== DESCRIPTION OF THE TASK ==
Output each record below exactly, and include all of them.

----

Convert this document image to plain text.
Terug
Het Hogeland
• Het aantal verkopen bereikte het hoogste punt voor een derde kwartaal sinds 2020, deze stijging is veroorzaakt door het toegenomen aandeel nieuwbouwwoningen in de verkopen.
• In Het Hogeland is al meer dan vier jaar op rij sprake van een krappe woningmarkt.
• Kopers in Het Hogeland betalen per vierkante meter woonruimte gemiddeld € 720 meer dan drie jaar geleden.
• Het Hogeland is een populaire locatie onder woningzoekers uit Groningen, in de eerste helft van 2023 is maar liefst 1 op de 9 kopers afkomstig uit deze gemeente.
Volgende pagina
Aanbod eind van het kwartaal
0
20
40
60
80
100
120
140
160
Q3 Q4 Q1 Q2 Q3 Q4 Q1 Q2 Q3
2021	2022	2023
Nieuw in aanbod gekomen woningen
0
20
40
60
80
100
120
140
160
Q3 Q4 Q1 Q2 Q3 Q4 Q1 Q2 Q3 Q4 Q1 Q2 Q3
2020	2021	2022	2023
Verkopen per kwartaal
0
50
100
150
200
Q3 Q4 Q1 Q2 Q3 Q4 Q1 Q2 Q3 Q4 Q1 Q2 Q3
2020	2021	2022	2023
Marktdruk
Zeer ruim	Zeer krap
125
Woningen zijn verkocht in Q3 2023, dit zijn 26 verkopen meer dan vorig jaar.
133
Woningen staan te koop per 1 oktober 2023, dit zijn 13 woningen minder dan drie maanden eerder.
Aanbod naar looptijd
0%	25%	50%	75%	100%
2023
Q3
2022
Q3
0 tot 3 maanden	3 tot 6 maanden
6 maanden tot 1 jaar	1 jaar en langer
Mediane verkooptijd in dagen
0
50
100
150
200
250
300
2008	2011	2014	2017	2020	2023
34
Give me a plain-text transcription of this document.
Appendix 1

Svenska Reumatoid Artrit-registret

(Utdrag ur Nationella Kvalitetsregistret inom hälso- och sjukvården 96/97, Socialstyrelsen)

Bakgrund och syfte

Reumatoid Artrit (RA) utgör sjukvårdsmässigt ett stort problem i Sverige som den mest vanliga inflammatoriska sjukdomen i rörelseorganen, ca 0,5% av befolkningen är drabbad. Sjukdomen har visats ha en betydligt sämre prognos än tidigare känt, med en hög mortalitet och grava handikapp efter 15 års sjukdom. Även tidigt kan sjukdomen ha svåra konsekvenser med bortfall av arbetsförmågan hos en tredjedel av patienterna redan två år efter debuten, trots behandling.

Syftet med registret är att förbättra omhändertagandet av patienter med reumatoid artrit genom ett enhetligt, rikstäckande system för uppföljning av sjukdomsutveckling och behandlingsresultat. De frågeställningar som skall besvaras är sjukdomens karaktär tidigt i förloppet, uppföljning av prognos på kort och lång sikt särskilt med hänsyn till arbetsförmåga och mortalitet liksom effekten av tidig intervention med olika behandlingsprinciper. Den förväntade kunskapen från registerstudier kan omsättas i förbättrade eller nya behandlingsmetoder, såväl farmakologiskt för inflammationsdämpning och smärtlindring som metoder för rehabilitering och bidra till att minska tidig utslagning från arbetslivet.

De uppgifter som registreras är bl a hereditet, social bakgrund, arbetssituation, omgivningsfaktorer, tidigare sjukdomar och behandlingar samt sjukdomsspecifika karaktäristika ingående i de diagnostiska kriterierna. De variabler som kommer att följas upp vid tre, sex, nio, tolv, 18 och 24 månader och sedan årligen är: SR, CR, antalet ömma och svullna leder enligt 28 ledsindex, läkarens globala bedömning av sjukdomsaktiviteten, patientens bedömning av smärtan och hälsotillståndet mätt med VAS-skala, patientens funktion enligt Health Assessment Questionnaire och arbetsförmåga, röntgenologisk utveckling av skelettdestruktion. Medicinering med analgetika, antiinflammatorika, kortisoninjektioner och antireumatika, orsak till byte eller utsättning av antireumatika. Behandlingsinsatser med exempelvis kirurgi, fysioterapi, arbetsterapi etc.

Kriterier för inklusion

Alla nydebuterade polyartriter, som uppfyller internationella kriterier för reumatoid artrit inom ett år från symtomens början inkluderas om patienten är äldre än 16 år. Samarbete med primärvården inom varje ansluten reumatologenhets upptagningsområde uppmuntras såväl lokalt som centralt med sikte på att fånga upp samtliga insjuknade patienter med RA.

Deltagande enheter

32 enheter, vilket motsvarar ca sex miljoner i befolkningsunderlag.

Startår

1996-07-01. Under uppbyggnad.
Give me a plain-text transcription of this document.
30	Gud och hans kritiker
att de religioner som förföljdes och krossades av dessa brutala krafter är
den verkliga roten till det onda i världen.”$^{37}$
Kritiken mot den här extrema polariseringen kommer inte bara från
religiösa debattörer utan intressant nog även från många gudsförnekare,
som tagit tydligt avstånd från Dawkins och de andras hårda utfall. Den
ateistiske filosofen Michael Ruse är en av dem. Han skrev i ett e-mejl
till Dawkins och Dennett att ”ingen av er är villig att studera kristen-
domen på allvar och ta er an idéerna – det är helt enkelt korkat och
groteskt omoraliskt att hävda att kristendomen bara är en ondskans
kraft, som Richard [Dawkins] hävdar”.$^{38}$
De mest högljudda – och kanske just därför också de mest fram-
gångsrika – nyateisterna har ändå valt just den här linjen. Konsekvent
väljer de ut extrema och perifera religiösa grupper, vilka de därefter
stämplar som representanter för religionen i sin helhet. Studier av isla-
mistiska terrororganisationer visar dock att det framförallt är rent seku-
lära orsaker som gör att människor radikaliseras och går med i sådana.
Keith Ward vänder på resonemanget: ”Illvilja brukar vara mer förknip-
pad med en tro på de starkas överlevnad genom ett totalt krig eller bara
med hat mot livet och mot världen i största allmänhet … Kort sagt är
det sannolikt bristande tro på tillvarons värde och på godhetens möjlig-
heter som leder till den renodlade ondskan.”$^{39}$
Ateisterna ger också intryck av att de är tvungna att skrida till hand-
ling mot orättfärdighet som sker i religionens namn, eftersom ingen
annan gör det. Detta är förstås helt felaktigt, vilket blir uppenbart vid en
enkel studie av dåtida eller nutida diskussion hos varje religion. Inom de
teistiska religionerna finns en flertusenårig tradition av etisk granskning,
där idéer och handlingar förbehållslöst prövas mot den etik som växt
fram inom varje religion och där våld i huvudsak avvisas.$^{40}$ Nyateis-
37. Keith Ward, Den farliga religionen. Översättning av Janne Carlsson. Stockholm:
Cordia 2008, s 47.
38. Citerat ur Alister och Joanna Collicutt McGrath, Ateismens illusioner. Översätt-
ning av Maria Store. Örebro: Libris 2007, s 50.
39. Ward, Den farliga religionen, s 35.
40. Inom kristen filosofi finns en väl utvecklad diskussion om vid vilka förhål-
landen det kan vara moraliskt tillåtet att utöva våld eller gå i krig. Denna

----

== FINISHED TASK ==
Convert this document image to plain text.
Terug
Het Hogeland
• Het aantal verkopen bereikte het hoogste punt voor een derde kwartaal sinds 2020, deze stijging is veroorzaakt door het toegenomen aandeel nieuwbouwwoningen in de verkopen.
• In Het Hogeland is al meer dan vier jaar op rij sprake van een krappe woningmarkt.
• Kopers in Het Hogeland betalen per vierkante meter woonruimte gemiddeld € 720 meer dan drie jaar geleden.
• Het Hogeland is een populaire locatie onder woningzoekers uit Groningen, in de eerste helft van 2023 is maar liefst 1 op de 9 kopers afkomstig uit deze gemeente.
Volgende pagina
Aanbod eind van het kwartaal
0
20
40
60
80
100
120
140
160
Q3 Q4 Q1 Q2 Q3 Q4 Q1 Q2 Q3
2021	2022	2023
Nieuw in aanbod gekomen woningen
0
20
40
60
80
100
120
140
160
Q3 Q4 Q1 Q2 Q3 Q4 Q1 Q2 Q3 Q4 Q1 Q2 Q3
2020	2021	2022	2023
Verkopen per kwartaal
0
50
100
150
200
Q3 Q4 Q1 Q2 Q3 Q4 Q1 Q2 Q3 Q4 Q1 Q2 Q3
2020	2021	2022	2023
Marktdruk
Zeer ruim	Zeer krap
125
Woningen zijn verkocht in Q3 2023, dit zijn 26 verkopen meer dan vorig jaar.
133
Woningen staan te koop per 1 oktober 2023, dit zijn 13 woningen minder dan drie maanden eerder.
Aanbod naar looptijd
0%	25%	50%	75%	100%
2023
Q3
2022
Q3
0 tot 3 maanden	3 tot 6 maanden
6 maanden tot 1 jaar	1 jaar en langer
Mediane verkooptijd in dagen
0
50
100
150
200
250
300
2008	2011	2014	2017	2020	2023
34
Give me a plain-text transcription of this document.
Appendix 1

Svenska Reumatoid Artrit-registret

(Utdrag ur Nationella Kvalitetsregistret inom hälso- och sjukvården 96/97, Socialstyrelsen)

Bakgrund och syfte

Reumatoid Artrit (RA) utgör sjukvårdsmässigt ett stort problem i Sverige som den mest vanliga inflammatoriska sjukdomen i rörelseorganen, ca 0,5% av befolkningen är drabbad. Sjukdomen har visats ha en betydligt sämre prognos än tidigare känt, med en hög mortalitet och grava handikapp efter 15 års sjukdom. Även tidigt kan sjukdomen ha svåra konsekvenser med bortfall av arbetsförmågan hos en tredjedel av patienterna redan två år efter debuten, trots behandling.

Syftet med registret är att förbättra omhändertagandet av patienter med reumatoid artrit genom ett enhetligt, rikstäckande system för uppföljning av sjukdomsutveckling och behandlingsresultat. De frågeställningar som skall besvaras är sjukdomens karaktär tidigt i förloppet, uppföljning av prognos på kort och lång sikt särskilt med hänsyn till arbetsförmåga och mortalitet liksom effekten av tidig intervention med olika behandlingsprinciper. Den förväntade kunskapen från registerstudier kan omsättas i förbättrade eller nya behandlingsmetoder, såväl farmakologiskt för inflammationsdämpning och smärtlindring som metoder för rehabilitering och bidra till att minska tidig utslagning från arbetslivet.

De uppgifter som registreras är bl a hereditet, social bakgrund, arbetssituation, omgivningsfaktorer, tidigare sjukdomar och behandlingar samt sjukdomsspecifika karaktäristika ingående i de diagnostiska kriterierna. De variabler som kommer att följas upp vid tre, sex, nio, tolv, 18 och 24 månader och sedan årligen är: SR, CR, antalet ömma och svullna leder enligt 28 ledsindex, läkarens globala bedömning av sjukdomsaktiviteten, patientens bedömning av smärtan och hälsotillståndet mätt med VAS-skala, patientens funktion enligt Health Assessment Questionnaire och arbetsförmåga, röntgenologisk utveckling av skelettdestruktion. Medicinering med analgetika, antiinflammatorika, kortisoninjektioner och antireumatika, orsak till byte eller utsättning av antireumatika. Behandlingsinsatser med exempelvis kirurgi, fysioterapi, arbetsterapi etc.

Kriterier för inklusion

Alla nydebuterade polyartriter, som uppfyller internationella kriterier för reumatoid artrit inom ett år från symtomens början inkluderas om patienten är äldre än 16 år. Samarbete med primärvården inom varje ansluten reumatologenhets upptagningsområde uppmuntras såväl lokalt som centralt med sikte på att fånga upp samtliga insjuknade patienter med RA.

Deltagande enheter

32 enheter, vilket motsvarar ca sex miljoner i befolkningsunderlag.

Startår

1996-07-01. Under uppbyggnad.
Give me a plain-text transcription of this document.
30	Gud och hans kritiker
att de religioner som förföljdes och krossades av dessa brutala krafter är
den verkliga roten till det onda i världen.”$^{37}$
Kritiken mot den här extrema polariseringen kommer inte bara från
religiösa debattörer utan intressant nog även från många gudsförnekare,
som tagit tydligt avstånd från Dawkins och de andras hårda utfall. Den
ateistiske filosofen Michael Ruse är en av dem. Han skrev i ett e-mejl
till Dawkins och Dennett att ”ingen av er är villig att studera kristen-
domen på allvar och ta er an idéerna – det är helt enkelt korkat och
groteskt omoraliskt att hävda att kristendomen bara är en ondskans
kraft, som Richard [Dawkins] hävdar”.$^{38}$
De mest högljudda – och kanske just därför också de mest fram-
gångsrika – nyateisterna har ändå valt just den här linjen. Konsekvent
väljer de ut extrema och perifera religiösa grupper, vilka de därefter
stämplar som representanter för religionen i sin helhet. Studier av isla-
mistiska terrororganisationer visar dock att det framförallt är rent seku-
lära orsaker som gör att människor radikaliseras och går med i sådana.
Keith Ward vänder på resonemanget: ”Illvilja brukar vara mer förknip-
pad med en tro på de starkas överlevnad genom ett totalt krig eller bara
med hat mot livet och mot världen i största allmänhet … Kort sagt är
det sannolikt bristande tro på tillvarons värde och på godhetens möjlig-
heter som leder till den renodlade ondskan.”$^{39}$
Ateisterna ger också intryck av att de är tvungna att skrida till hand-
ling mot orättfärdighet som sker i religionens namn, eftersom ingen
annan gör det. Detta är förstås helt felaktigt, vilket blir uppenbart vid en
enkel studie av dåtida eller nutida diskussion hos varje religion. Inom de
teistiska religionerna finns en flertusenårig tradition av etisk granskning,
där idéer och handlingar förbehållslöst prövas mot den etik som växt
fram inom varje religion och där våld i huvudsak avvisas.$^{40}$ Nyateis-
37. Keith Ward, Den farliga religionen. Översättning av Janne Carlsson. Stockholm:
Cordia 2008, s 47.
38. Citerat ur Alister och Joanna Collicutt McGrath, Ateismens illusioner. Översätt-
ning av Maria Store. Örebro: Libris 2007, s 50.
39. Ward, Den farliga religionen, s 35.
40. Inom kristen filosofi finns en väl utvecklad diskussion om vid vilka förhål-
landen det kan vara moraliskt tillåtet att utöva våld eller gå i krig. Denna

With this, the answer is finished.